Locate each line with the string "screenshot" in the listing below and copy it.

[Data entries for graphics]
= = = = = = =

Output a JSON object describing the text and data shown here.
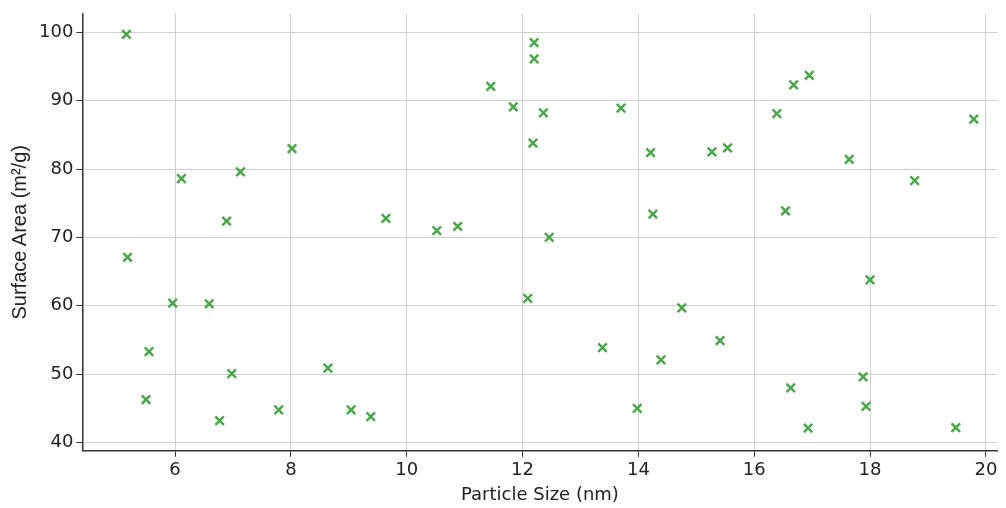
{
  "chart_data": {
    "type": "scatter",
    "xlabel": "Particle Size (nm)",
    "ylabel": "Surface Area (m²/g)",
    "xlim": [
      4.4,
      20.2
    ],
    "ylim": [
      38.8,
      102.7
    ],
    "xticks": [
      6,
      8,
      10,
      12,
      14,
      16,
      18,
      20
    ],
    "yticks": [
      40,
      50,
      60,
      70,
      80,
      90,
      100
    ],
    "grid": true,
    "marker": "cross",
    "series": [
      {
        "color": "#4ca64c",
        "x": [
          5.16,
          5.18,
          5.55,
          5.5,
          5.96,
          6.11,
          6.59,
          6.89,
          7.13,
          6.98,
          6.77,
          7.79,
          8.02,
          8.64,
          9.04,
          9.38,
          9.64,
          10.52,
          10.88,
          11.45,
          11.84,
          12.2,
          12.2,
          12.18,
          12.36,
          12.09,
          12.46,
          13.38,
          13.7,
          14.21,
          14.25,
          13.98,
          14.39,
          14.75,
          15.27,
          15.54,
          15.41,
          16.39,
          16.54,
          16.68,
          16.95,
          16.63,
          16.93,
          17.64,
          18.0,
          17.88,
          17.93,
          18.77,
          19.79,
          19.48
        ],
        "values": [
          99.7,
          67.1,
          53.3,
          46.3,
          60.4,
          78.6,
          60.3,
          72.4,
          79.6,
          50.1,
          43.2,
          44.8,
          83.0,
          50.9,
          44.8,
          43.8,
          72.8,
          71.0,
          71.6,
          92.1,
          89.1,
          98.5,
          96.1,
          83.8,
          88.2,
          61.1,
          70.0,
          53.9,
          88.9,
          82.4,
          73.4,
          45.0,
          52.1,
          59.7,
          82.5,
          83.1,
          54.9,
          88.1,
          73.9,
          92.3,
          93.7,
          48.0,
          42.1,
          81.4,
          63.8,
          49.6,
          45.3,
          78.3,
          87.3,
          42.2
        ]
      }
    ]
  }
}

= = = = = = =

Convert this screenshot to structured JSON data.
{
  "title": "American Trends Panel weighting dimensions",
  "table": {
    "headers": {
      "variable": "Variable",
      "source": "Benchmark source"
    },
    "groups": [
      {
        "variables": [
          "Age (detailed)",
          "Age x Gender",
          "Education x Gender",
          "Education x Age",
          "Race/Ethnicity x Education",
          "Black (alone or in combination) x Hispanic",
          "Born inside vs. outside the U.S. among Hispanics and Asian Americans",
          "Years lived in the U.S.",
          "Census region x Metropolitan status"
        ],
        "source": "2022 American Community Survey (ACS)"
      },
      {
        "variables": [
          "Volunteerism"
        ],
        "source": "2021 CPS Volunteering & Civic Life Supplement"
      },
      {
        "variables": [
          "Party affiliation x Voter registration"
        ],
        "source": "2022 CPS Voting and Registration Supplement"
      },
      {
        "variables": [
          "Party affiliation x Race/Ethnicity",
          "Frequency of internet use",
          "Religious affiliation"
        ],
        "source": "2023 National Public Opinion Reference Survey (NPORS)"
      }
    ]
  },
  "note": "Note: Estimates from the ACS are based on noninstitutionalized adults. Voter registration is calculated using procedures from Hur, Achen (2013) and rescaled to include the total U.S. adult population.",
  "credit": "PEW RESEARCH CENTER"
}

= = = = = = =

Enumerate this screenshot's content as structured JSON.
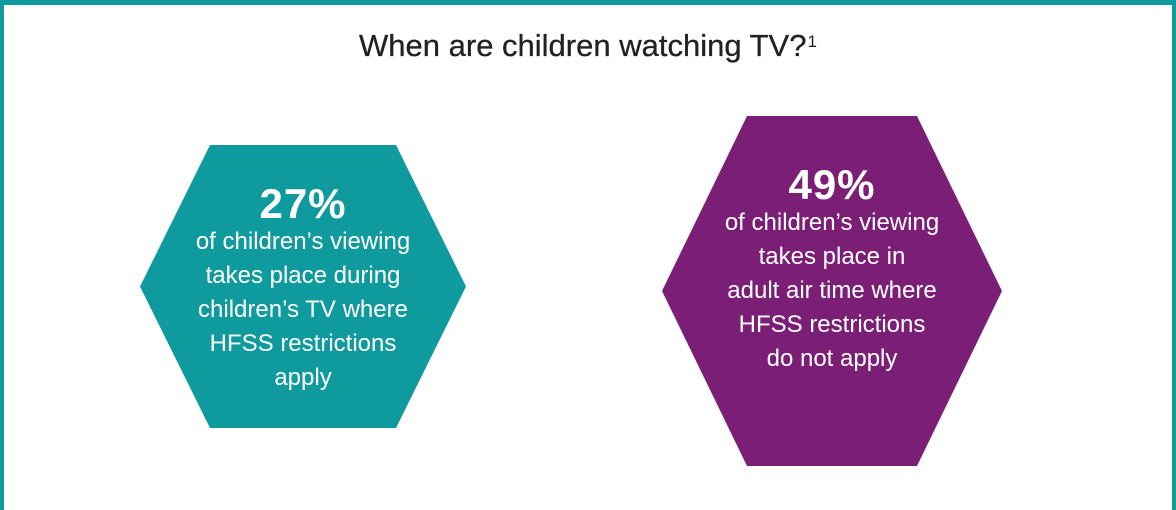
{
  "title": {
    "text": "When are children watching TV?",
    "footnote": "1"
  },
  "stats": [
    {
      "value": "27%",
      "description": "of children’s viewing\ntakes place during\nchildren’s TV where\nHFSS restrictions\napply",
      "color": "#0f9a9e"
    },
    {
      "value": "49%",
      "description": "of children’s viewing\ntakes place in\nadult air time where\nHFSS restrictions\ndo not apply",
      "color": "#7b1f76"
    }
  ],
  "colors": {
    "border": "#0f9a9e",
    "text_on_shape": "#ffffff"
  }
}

= = = = = = =

• [The answer]:
Convert this screenshot to structured JSON data.
Enumerate this screenshot's content as structured JSON.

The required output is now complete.